Extract:
■ ■ ■

Add conv3d support on MPS backend.

liuliu · Jan 24, 2025 · 19f4960 · 19f4960
1 parent 819aa2a
commit 19f4960
Show file tree

Hide file tree

Showing 4 changed files with 214 additions and 64 deletions.
diff --git a/lib/nnc/ccv_nnc_easy.h b/lib/nnc/ccv_nnc_easy.h
@@ -254,12 +254,12 @@ static inline void ccv_nnc_tensor_view_get_dim(const ccv_nnc_tensor_view_t* cons
 {
 	int x;
 	const int nd = ccv_nnc_tensor_nd(tv->info.dim);
-	const int offset = CCV_NNC_MAX_DIM + 2 - nd;
+	const int offset = ccv_max(CCV_NNC_MAX_DIM + 2 - nd, 0);
 	for (x = 0; x < offset; x++)
 		dim[x] = 1;
-	for (x = offset; x < CCV_NNC_MAX_DIM + 2; x++)
+	for (x = offset; x < ccv_max(CCV_NNC_MAX_DIM + 2, nd); x++)
 		dim[x] = tv->info.dim[x - offset];
-	dim[CCV_NNC_MAX_DIM + 2] = 0;
+	dim[ccv_max(CCV_NNC_MAX_DIM + 2, nd)] = 0;
 }
 
 static inline CCV_WARN_UNUSED(int) ccv_nnc_is_tensor_stride_packed(const int stride[CCV_NNC_MAX_DIM_ALLOC], const int dim[CCV_NNC_MAX_DIM_ALLOC])

■ ■ ■

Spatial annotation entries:
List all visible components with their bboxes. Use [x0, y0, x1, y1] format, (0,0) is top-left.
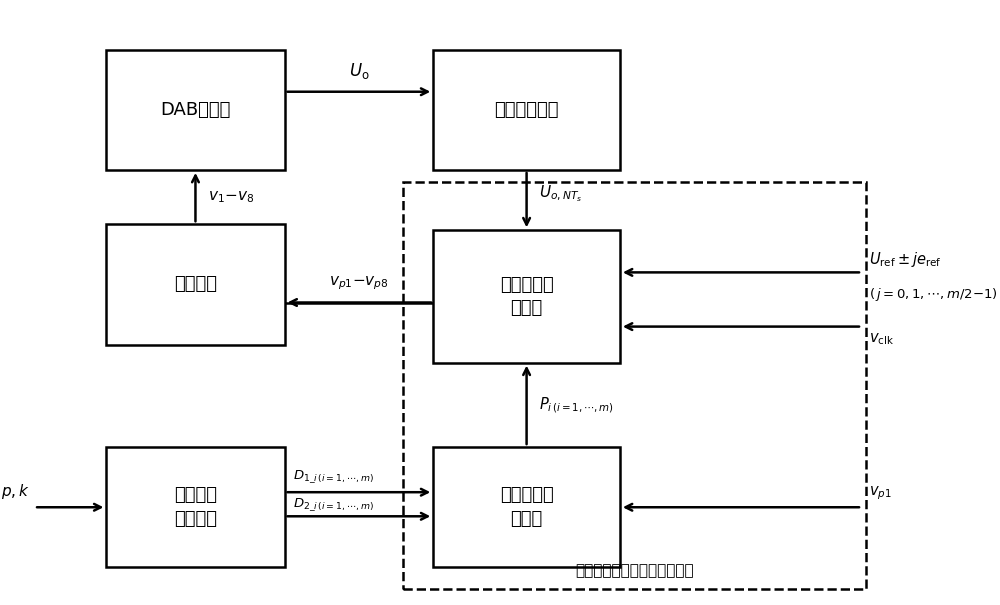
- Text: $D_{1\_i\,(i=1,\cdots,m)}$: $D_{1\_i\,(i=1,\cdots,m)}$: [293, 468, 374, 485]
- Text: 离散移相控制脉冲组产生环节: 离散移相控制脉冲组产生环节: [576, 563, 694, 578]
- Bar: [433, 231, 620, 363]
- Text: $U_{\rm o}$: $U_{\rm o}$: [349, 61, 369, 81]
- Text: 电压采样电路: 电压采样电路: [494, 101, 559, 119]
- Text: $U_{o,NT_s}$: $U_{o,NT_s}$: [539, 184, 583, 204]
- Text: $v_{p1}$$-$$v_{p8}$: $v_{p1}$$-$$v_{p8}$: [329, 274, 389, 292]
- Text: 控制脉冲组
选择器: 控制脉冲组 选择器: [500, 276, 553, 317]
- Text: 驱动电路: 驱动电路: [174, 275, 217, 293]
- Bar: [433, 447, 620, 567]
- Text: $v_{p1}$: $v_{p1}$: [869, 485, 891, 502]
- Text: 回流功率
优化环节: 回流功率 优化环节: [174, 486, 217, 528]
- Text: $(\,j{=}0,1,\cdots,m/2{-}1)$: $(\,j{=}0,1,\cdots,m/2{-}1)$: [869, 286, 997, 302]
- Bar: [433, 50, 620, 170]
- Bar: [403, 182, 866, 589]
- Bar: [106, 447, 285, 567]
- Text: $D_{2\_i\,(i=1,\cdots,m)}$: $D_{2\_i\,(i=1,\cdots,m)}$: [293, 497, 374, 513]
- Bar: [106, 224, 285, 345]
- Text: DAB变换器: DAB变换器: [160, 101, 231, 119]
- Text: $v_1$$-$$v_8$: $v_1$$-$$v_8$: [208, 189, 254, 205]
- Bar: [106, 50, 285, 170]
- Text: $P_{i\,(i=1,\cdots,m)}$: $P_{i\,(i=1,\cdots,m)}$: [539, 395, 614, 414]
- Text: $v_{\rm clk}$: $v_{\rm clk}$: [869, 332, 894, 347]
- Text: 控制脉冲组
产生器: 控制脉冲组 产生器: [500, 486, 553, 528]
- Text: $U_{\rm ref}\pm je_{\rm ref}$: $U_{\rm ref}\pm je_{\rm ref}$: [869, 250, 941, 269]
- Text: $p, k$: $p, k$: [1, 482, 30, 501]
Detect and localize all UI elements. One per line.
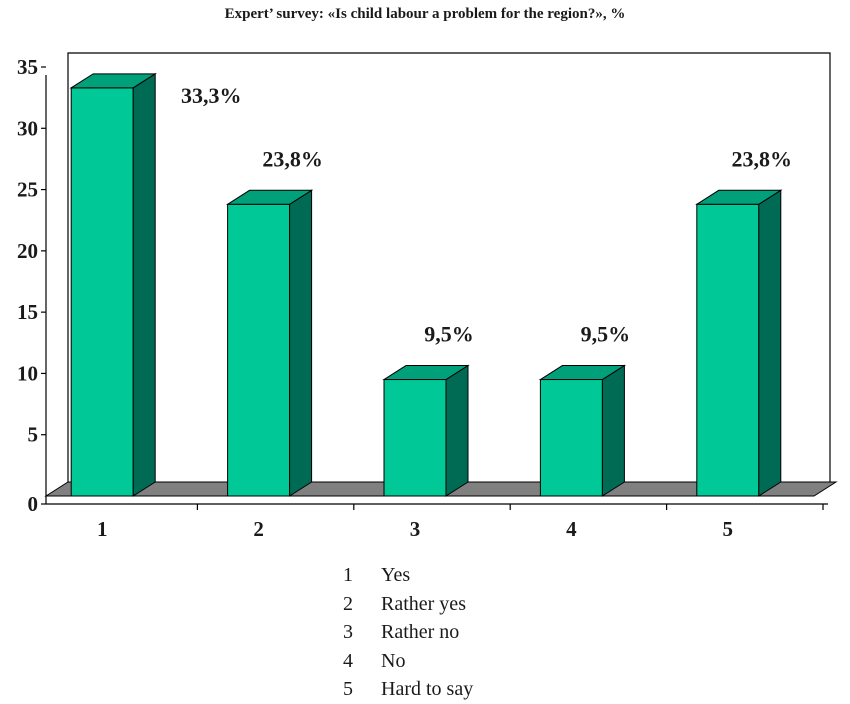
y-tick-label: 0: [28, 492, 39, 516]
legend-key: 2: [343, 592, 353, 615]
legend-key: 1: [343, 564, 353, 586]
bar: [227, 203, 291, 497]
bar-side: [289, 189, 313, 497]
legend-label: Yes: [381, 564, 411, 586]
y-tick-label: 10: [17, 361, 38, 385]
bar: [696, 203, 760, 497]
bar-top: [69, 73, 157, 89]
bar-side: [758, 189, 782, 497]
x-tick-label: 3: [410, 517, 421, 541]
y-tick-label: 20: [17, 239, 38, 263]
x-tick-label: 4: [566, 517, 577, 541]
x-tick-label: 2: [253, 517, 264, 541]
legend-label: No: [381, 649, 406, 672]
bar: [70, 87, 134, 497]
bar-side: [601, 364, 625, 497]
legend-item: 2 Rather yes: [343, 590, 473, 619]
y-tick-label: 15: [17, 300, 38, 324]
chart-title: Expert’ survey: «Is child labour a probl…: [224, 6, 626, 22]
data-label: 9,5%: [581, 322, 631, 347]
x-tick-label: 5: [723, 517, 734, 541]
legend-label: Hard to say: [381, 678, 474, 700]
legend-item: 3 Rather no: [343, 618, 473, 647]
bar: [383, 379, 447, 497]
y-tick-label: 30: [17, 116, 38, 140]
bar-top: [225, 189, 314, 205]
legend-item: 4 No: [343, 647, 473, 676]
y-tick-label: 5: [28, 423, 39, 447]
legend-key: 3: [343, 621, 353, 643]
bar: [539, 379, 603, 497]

■ ■ ■

Task instructions:
1. Print the part of the commit diff from "Add conv3d support" to "and 64 deletions." word for word.
2. In the records, format the lines from the line with "468, 374, 485]" to the line with "- Text: $v_1$$-$$v_8$: $v_1$$-$$v_8$: [208, 189, 254, 205]" as a numbered list, omitting any blank lines.

Solutions to the exercise:
1.
Add conv3d support on MPS backend.

liuliu · Jan 24, 2025 · 19f4960 · 19f4960
1 parent 819aa2a
commit 19f4960
Show file tree

Hide file tree

Showing 4 changed files with 214 additions and 64 deletions.

2.
1. - Text: $D_{1\_i\,(i=1,\cdots,m)}$: $D_{1\_i\,(i=1,\cdots,m)}$: [293, 468, 374, 485]
2. - Text: 离散移相控制脉冲组产生环节: 离散移相控制脉冲组产生环节: [576, 563, 694, 578]
3. - Bar: [433, 231, 620, 363]
4. - Text: $U_{\rm o}$: $U_{\rm o}$: [349, 61, 369, 81]
5. - Text: 电压采样电路: 电压采样电路: [494, 101, 559, 119]
6. - Text: $U_{o,NT_s}$: $U_{o,NT_s}$: [539, 184, 583, 204]
7. - Text: $v_{p1}$$-$$v_{p8}$: $v_{p1}$$-$$v_{p8}$: [329, 274, 389, 292]
8. - Text: 控制脉冲组
9. 选择器: 控制脉冲组 选择器: [500, 276, 553, 317]
10. - Text: 驱动电路: 驱动电路: [174, 275, 217, 293]
11. - Bar: [433, 447, 620, 567]
12. - Text: $v_{p1}$: $v_{p1}$: [869, 485, 891, 502]
13. - Text: 回流功率
14. 优化环节: 回流功率 优化环节: [174, 486, 217, 528]
15. - Text: $(\,j{=}0,1,\cdots,m/2{-}1)$: $(\,j{=}0,1,\cdots,m/2{-}1)$: [869, 286, 997, 302]
16. - Bar: [433, 50, 620, 170]
17. - Bar: [403, 182, 866, 589]
18. - Bar: [106, 447, 285, 567]
19. - Text: $D_{2\_i\,(i=1,\cdots,m)}$: $D_{2\_i\,(i=1,\cdots,m)}$: [293, 497, 374, 513]
20. - Bar: [106, 224, 285, 345]
21. - Text: DAB变换器: DAB变换器: [160, 101, 231, 119]
22. - Text: $v_1$$-$$v_8$: $v_1$$-$$v_8$: [208, 189, 254, 205]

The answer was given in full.